- YOUR TASK -
Return every line from the listing where the word "baidu" occurs.

- RECORDS SUPPLIED -
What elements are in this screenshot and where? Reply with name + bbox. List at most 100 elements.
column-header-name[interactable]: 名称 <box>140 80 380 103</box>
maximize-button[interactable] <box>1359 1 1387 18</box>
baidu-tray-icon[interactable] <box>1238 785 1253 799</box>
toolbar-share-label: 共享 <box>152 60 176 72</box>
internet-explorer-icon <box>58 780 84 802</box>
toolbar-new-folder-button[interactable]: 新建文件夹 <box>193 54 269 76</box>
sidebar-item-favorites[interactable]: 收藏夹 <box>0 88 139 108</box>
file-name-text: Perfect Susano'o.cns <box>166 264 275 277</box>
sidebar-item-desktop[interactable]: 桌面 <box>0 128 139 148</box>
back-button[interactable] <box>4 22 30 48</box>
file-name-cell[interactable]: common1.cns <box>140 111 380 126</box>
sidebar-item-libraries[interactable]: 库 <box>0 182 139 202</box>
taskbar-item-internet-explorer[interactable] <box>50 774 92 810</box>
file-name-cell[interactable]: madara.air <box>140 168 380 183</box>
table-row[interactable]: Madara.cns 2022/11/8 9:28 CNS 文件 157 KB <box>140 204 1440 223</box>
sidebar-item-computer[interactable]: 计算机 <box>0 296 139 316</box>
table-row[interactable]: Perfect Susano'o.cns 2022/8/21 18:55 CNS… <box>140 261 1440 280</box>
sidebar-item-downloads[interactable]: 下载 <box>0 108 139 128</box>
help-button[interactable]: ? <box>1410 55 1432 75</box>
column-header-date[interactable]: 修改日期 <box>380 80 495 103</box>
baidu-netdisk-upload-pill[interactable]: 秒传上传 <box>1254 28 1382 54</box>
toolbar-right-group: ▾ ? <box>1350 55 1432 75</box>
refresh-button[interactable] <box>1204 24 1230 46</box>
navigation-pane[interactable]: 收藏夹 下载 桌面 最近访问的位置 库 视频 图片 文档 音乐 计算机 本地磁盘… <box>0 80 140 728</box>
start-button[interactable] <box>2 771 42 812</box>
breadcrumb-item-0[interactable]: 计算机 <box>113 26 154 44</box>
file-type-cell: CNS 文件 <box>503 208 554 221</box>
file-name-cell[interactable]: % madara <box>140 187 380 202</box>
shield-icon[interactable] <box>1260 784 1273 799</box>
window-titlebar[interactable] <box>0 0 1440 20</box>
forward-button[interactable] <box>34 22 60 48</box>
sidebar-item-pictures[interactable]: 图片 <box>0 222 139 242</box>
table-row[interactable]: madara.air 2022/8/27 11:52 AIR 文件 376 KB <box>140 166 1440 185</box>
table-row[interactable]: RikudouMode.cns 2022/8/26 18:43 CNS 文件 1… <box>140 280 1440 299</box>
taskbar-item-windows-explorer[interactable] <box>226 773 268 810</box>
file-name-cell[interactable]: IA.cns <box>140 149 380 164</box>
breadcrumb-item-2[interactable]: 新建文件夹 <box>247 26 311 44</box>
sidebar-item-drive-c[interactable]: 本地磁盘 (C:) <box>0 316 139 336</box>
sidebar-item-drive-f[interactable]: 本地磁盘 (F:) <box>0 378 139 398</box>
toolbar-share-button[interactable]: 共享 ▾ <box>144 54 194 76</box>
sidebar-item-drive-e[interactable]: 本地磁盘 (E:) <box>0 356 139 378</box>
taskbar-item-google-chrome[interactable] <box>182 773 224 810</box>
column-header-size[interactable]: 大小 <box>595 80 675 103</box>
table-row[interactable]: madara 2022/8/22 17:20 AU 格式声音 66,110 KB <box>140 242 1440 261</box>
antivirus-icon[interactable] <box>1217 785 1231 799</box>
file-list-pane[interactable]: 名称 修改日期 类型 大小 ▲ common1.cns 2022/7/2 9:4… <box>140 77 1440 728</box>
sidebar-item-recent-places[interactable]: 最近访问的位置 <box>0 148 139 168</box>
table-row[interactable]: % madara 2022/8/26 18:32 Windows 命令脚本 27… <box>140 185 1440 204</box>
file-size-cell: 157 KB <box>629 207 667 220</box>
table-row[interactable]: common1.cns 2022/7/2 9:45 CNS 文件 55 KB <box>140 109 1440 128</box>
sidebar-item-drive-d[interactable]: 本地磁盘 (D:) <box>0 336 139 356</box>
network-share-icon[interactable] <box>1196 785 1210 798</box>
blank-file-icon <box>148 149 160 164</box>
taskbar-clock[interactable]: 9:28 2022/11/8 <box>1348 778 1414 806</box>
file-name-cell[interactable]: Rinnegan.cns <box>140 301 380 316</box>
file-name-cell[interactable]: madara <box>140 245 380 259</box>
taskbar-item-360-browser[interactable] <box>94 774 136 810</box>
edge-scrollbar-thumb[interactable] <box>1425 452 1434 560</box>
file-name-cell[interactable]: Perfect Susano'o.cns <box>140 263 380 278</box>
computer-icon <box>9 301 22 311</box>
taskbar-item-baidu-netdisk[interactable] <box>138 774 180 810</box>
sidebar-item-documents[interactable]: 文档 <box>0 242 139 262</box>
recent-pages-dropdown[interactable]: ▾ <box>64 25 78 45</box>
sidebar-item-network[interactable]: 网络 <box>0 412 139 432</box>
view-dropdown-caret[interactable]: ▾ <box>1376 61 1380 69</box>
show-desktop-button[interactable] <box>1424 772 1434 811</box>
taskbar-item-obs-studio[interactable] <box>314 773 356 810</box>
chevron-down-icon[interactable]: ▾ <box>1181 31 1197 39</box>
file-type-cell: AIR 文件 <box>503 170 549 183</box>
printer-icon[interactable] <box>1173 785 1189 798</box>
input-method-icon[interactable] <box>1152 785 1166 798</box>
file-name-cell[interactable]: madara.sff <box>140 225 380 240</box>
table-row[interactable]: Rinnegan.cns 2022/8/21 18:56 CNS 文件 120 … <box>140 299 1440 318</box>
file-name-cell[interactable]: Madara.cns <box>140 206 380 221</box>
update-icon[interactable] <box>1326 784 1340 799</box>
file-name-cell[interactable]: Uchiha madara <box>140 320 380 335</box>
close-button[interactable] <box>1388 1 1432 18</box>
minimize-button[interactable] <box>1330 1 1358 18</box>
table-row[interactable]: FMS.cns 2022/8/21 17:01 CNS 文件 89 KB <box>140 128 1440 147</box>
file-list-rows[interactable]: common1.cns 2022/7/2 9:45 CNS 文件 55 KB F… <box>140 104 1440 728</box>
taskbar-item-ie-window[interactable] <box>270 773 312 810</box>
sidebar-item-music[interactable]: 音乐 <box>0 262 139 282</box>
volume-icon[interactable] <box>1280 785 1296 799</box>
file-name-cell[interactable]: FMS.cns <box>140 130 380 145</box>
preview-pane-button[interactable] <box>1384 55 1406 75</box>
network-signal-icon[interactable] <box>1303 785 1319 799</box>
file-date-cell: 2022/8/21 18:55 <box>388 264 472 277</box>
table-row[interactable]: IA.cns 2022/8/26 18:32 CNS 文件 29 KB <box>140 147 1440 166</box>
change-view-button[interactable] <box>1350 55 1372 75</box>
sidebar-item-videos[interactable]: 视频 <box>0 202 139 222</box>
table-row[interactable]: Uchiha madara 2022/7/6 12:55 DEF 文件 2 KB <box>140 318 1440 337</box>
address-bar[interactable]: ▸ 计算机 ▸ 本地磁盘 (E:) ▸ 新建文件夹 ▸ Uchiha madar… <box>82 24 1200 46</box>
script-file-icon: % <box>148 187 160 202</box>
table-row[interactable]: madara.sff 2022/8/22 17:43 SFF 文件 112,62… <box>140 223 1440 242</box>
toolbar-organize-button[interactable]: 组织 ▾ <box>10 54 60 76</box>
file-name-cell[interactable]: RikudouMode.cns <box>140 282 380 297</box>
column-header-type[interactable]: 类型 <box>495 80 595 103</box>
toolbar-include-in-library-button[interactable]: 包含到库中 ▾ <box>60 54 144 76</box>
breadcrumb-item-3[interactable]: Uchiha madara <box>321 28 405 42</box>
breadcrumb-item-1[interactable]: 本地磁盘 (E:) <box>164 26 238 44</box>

- RESPONSE -
baidu-tray-icon[interactable] <box>1238 785 1253 799</box>
baidu-netdisk-upload-pill[interactable]: 秒传上传 <box>1254 28 1382 54</box>
taskbar-item-baidu-netdisk[interactable] <box>138 774 180 810</box>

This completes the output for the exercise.